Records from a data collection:
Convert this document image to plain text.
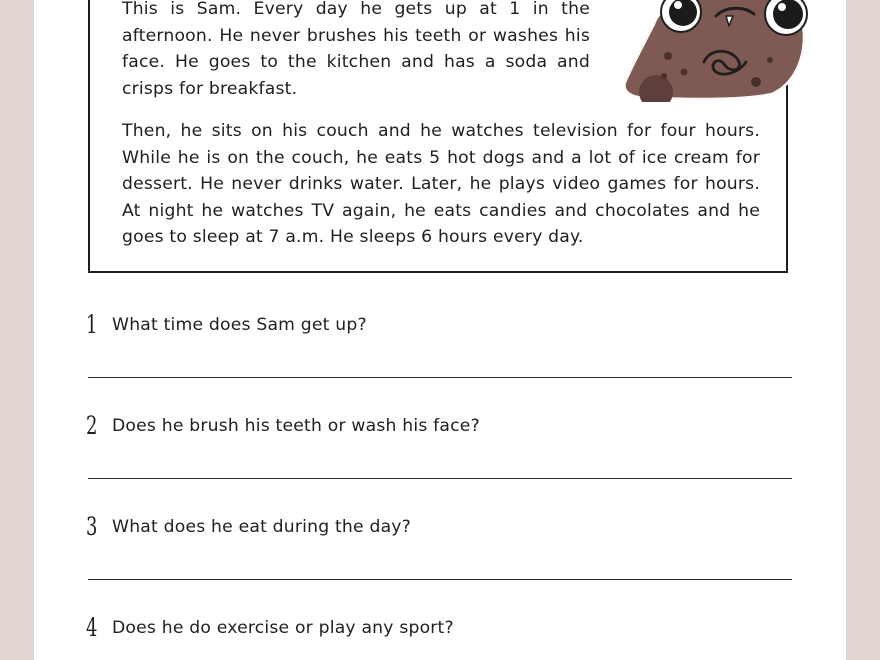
This is Sam. Every day he gets up at 1 in the afternoon. He never brushes his teeth or washes his face. He goes to the kitchen and has a soda and crisps for breakfast.

Then, he sits on his couch and he watches television for four hours. While he is on the couch, he eats 5 hot dogs and a lot of ice cream for dessert. He never drinks water. Later, he plays video games for hours. At night he watches TV again, he eats candies and chocolates and he goes to sleep at 7 a.m. He sleeps 6 hours every day.

1 What time does Sam get up?
2 Does he brush his teeth or wash his face?
3 What does he eat during the day?
4 Does he do exercise or play any sport?
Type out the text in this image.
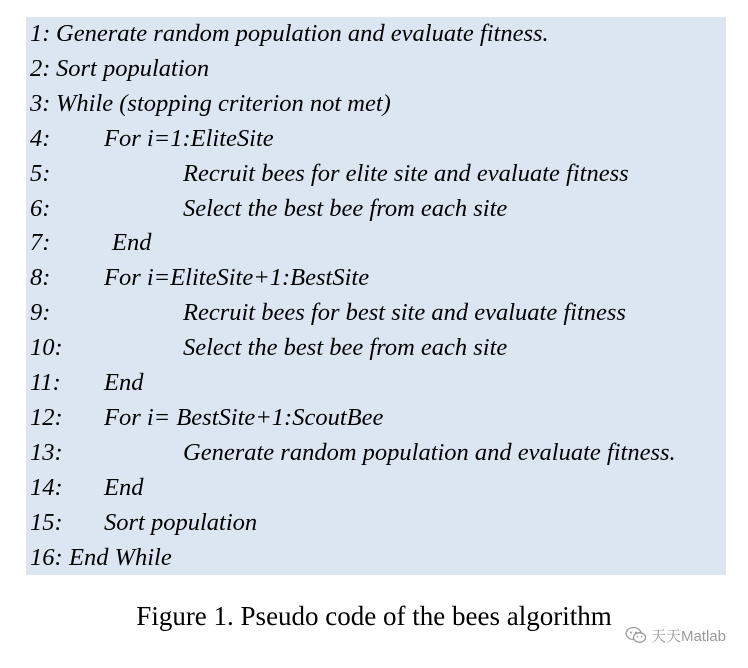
1: Generate random population and evaluate fitness.
2: Sort population
3: While (stopping criterion not met)
4: For i=1:EliteSite
5:	Recruit bees for elite site and evaluate fitness
6:	Select the best bee from each site
7:	End
8: For i=EliteSite+1:BestSite
9:	Recruit bees for best site and evaluate fitness
10:	Select the best bee from each site
11: End
12: For i= BestSite+1:ScoutBee
13:	Generate random population and evaluate fitness.
14: End
15: Sort population
16: End While
Figure 1. Pseudo code of the bees algorithm
天天Matlab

__EXERCISE REQUIREMENTS__:
Search the entries for the word "each" and pick out every line that holds it.

__SOLUTION FOR THIS TASK__:
6:	Select the best bee from each site
10:	Select the best bee from each site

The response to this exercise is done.